Rows from a dataset
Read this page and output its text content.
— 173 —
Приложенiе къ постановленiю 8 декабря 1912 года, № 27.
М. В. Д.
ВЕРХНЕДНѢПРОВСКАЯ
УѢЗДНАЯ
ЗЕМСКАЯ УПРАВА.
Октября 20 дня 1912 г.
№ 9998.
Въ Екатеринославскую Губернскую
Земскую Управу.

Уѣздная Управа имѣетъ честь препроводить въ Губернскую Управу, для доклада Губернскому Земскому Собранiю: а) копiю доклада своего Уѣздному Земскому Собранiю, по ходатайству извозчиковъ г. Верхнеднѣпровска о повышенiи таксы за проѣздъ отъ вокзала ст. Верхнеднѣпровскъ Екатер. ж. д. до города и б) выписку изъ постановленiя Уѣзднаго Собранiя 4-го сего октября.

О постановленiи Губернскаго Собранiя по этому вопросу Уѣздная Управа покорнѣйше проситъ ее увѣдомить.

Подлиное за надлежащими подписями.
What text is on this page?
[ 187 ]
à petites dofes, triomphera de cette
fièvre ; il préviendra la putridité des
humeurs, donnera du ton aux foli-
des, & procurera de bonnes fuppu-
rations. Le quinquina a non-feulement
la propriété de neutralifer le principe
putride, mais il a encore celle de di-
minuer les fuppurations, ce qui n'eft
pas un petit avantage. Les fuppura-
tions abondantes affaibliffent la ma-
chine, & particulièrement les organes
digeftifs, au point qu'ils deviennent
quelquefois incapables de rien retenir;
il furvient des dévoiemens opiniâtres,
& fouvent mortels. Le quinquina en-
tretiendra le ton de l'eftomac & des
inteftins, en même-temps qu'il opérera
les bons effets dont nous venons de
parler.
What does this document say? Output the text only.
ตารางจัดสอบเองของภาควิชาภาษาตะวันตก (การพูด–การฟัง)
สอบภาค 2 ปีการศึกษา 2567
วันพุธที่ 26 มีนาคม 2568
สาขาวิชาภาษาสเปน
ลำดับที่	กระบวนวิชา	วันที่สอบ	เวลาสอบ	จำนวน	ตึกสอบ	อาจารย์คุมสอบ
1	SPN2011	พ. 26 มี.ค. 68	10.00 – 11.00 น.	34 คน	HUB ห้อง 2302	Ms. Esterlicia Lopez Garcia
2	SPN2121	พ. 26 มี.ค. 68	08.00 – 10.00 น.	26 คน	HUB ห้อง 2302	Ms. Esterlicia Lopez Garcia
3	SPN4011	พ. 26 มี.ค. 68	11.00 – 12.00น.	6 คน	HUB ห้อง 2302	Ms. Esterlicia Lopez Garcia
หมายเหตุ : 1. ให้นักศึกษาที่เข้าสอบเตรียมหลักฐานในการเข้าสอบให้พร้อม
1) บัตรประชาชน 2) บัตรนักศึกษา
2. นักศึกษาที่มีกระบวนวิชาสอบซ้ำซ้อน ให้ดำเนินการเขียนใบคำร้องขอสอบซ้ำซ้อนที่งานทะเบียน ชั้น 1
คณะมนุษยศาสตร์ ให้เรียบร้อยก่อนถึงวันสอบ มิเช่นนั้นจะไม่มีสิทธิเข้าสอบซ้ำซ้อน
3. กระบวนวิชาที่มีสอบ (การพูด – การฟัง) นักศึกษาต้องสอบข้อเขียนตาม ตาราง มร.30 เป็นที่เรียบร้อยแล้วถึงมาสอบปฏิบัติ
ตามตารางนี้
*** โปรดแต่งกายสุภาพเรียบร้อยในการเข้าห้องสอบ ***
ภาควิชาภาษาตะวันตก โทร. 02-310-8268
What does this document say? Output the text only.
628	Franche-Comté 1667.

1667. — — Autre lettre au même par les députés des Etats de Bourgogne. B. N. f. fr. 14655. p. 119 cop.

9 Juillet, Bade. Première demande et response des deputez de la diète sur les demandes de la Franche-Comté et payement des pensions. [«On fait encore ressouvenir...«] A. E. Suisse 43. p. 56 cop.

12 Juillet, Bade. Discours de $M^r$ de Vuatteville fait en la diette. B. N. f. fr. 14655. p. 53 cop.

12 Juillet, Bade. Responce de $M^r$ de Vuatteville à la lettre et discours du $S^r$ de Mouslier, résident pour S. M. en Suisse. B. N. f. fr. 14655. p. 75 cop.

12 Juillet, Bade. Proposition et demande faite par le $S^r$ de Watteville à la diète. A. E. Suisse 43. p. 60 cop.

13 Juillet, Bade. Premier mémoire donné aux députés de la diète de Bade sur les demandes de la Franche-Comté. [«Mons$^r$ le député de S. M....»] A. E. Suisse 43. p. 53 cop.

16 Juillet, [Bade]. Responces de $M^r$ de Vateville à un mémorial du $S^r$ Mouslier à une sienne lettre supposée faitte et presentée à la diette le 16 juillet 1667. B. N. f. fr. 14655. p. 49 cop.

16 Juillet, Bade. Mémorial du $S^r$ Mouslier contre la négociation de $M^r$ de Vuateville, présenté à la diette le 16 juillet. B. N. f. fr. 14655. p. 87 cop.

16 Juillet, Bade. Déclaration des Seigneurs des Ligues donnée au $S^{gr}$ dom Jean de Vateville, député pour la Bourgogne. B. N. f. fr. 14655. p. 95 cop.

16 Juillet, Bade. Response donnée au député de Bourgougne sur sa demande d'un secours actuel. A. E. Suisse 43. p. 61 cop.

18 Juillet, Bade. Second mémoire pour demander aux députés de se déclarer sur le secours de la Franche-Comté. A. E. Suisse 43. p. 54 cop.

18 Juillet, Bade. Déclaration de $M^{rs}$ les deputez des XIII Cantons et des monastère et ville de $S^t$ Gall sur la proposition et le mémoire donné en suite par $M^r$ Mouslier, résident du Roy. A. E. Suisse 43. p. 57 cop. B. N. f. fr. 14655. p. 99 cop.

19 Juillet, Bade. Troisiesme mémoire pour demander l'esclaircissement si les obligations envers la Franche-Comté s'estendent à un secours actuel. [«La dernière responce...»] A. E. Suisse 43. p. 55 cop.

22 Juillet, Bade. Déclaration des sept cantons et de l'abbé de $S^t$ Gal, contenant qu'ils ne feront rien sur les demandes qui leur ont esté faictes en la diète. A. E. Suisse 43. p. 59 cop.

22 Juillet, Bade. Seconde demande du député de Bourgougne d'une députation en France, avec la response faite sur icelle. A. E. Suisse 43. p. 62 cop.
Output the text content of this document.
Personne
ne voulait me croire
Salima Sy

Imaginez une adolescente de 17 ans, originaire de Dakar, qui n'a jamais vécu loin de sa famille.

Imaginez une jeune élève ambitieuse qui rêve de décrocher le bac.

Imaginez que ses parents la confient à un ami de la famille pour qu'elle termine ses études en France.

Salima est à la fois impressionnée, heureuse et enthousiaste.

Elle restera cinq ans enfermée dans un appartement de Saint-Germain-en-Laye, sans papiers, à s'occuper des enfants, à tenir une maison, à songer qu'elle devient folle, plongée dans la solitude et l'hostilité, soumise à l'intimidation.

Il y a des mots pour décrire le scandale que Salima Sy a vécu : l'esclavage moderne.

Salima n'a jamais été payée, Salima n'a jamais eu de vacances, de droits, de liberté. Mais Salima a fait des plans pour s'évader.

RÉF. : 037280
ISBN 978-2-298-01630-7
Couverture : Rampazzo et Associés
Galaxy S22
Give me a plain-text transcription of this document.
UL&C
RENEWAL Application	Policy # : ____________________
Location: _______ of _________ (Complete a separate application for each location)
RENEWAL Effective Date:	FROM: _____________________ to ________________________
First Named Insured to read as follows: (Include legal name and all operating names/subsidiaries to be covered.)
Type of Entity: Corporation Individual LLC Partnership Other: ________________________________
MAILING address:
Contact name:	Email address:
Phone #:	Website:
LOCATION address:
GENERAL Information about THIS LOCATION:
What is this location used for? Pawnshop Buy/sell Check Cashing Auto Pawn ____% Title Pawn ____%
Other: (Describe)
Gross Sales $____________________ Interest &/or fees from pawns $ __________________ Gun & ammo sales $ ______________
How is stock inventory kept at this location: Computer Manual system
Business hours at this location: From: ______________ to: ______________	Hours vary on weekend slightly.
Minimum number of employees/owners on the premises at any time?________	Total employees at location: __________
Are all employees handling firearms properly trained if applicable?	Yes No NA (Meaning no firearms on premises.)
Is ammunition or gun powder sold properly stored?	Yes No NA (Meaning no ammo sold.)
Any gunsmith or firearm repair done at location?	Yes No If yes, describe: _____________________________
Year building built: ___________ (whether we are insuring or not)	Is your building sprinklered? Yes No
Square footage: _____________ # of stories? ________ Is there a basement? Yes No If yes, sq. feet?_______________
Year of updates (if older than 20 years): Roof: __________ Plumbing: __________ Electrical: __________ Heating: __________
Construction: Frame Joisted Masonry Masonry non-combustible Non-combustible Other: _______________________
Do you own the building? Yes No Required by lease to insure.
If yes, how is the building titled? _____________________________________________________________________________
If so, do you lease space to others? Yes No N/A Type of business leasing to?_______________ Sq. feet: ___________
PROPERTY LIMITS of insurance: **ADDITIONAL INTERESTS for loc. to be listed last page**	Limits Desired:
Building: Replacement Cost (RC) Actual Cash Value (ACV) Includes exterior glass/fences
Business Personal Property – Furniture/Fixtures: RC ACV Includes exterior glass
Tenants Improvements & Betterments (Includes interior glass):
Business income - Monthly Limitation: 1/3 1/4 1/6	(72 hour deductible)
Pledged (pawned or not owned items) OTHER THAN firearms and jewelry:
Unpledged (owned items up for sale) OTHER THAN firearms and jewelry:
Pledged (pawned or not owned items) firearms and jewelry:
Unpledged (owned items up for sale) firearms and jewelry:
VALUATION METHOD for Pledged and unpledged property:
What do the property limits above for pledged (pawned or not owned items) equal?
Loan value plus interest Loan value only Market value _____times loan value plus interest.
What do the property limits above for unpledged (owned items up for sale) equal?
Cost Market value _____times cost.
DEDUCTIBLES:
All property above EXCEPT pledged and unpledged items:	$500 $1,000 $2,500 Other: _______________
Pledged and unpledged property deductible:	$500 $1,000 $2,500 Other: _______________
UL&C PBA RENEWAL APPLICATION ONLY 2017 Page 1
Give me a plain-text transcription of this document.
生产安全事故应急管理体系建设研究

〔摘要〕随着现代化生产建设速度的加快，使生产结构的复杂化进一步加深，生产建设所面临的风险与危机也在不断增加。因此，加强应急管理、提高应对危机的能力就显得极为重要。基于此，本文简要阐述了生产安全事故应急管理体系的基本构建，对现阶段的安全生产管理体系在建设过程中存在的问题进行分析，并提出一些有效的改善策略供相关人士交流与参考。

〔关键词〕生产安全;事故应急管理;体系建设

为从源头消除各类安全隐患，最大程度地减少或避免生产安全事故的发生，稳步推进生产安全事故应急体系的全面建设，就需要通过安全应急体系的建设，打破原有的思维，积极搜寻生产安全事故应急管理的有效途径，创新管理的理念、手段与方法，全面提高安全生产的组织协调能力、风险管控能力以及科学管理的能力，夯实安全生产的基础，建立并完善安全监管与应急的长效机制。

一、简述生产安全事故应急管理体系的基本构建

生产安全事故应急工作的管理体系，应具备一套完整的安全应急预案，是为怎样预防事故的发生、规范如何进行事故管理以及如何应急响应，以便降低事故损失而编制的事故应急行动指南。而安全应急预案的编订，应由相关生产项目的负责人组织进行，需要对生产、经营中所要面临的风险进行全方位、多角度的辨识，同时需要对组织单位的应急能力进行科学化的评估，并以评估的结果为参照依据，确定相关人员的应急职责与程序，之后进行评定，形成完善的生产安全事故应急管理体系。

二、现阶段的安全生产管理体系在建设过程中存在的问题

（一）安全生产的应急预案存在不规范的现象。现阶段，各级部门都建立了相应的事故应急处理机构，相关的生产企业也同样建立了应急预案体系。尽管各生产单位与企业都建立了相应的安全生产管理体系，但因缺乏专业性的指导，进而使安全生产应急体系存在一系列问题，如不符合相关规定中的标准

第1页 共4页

◆ **GOAL OF THE EXERCISE**: Show each line of the data that contains the string "Vuatteville".

◆ **WORKED ANSWER**:
12 Juillet, Bade. Discours de $M^r$ de Vuatteville fait en la diette. B. N. f. fr. 14655. p. 53 cop.
12 Juillet, Bade. Responce de $M^r$ de Vuatteville à la lettre et discours du $S^r$ de Mouslier, résident pour S. M. en Suisse. B. N. f. fr. 14655. p. 75 cop.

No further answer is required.